** TASK OBJECTIVE **
Copy down all of the data underneath, exactly as shown.
*** INFORMATION PROVIDED
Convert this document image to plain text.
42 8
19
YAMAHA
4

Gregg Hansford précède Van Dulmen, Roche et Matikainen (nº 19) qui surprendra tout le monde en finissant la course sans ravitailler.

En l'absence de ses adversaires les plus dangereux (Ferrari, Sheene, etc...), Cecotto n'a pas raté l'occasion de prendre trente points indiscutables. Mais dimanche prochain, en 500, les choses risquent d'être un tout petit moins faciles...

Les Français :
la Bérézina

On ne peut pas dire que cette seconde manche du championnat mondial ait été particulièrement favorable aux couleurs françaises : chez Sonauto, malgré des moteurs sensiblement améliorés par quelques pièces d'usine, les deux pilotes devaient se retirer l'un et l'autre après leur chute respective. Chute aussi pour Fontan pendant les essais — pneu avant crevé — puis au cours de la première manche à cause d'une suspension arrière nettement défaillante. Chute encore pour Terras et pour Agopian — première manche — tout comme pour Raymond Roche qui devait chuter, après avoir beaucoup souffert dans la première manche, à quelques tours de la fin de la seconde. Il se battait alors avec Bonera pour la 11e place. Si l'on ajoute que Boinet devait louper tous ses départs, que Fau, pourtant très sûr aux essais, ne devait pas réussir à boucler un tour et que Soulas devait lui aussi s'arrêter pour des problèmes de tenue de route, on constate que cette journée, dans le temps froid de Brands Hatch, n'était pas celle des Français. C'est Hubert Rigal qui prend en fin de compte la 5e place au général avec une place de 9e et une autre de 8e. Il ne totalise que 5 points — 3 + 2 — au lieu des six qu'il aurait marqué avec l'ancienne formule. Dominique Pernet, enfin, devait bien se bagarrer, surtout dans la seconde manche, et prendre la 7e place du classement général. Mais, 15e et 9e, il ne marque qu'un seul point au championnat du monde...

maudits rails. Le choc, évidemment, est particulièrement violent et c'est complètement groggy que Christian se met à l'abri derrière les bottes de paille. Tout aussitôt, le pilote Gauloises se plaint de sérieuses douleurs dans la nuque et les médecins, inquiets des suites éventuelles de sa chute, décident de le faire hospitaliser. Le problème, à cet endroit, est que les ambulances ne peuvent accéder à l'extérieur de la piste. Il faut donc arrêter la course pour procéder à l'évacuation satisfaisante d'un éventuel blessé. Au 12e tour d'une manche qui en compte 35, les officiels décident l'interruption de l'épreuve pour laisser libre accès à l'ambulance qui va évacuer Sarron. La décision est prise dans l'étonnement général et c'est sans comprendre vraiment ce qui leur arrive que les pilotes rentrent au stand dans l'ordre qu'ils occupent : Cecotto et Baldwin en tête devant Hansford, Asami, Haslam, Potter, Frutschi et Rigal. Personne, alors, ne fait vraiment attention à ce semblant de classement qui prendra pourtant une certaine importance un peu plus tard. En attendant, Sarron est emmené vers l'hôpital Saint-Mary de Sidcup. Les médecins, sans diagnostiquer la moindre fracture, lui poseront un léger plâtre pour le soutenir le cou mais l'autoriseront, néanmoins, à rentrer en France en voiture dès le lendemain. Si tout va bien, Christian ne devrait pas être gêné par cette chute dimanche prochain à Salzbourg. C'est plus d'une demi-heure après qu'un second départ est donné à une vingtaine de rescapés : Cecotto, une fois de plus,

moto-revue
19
******
** EXERCISE SOLUTION **
Convert this document image to plain text.
42 8
19
YAMAHA
4

Gregg Hansford précède Van Dulmen, Roche et Matikainen (nº 19) qui surprendra tout le monde en finissant la course sans ravitailler.

En l'absence de ses adversaires les plus dangereux (Ferrari, Sheene, etc...), Cecotto n'a pas raté l'occasion de prendre trente points indiscutables. Mais dimanche prochain, en 500, les choses risquent d'être un tout petit moins faciles...

Les Français :
la Bérézina

On ne peut pas dire que cette seconde manche du championnat mondial ait été particulièrement favorable aux couleurs françaises : chez Sonauto, malgré des moteurs sensiblement améliorés par quelques pièces d'usine, les deux pilotes devaient se retirer l'un et l'autre après leur chute respective. Chute aussi pour Fontan pendant les essais — pneu avant crevé — puis au cours de la première manche à cause d'une suspension arrière nettement défaillante. Chute encore pour Terras et pour Agopian — première manche — tout comme pour Raymond Roche qui devait chuter, après avoir beaucoup souffert dans la première manche, à quelques tours de la fin de la seconde. Il se battait alors avec Bonera pour la 11e place. Si l'on ajoute que Boinet devait louper tous ses départs, que Fau, pourtant très sûr aux essais, ne devait pas réussir à boucler un tour et que Soulas devait lui aussi s'arrêter pour des problèmes de tenue de route, on constate que cette journée, dans le temps froid de Brands Hatch, n'était pas celle des Français. C'est Hubert Rigal qui prend en fin de compte la 5e place au général avec une place de 9e et une autre de 8e. Il ne totalise que 5 points — 3 + 2 — au lieu des six qu'il aurait marqué avec l'ancienne formule. Dominique Pernet, enfin, devait bien se bagarrer, surtout dans la seconde manche, et prendre la 7e place du classement général. Mais, 15e et 9e, il ne marque qu'un seul point au championnat du monde...

maudits rails. Le choc, évidemment, est particulièrement violent et c'est complètement groggy que Christian se met à l'abri derrière les bottes de paille. Tout aussitôt, le pilote Gauloises se plaint de sérieuses douleurs dans la nuque et les médecins, inquiets des suites éventuelles de sa chute, décident de le faire hospitaliser. Le problème, à cet endroit, est que les ambulances ne peuvent accéder à l'extérieur de la piste. Il faut donc arrêter la course pour procéder à l'évacuation satisfaisante d'un éventuel blessé. Au 12e tour d'une manche qui en compte 35, les officiels décident l'interruption de l'épreuve pour laisser libre accès à l'ambulance qui va évacuer Sarron. La décision est prise dans l'étonnement général et c'est sans comprendre vraiment ce qui leur arrive que les pilotes rentrent au stand dans l'ordre qu'ils occupent : Cecotto et Baldwin en tête devant Hansford, Asami, Haslam, Potter, Frutschi et Rigal. Personne, alors, ne fait vraiment attention à ce semblant de classement qui prendra pourtant une certaine importance un peu plus tard. En attendant, Sarron est emmené vers l'hôpital Saint-Mary de Sidcup. Les médecins, sans diagnostiquer la moindre fracture, lui poseront un léger plâtre pour le soutenir le cou mais l'autoriseront, néanmoins, à rentrer en France en voiture dès le lendemain. Si tout va bien, Christian ne devrait pas être gêné par cette chute dimanche prochain à Salzbourg. C'est plus d'une demi-heure après qu'un second départ est donné à une vingtaine de rescapés : Cecotto, une fois de plus,

moto-revue
19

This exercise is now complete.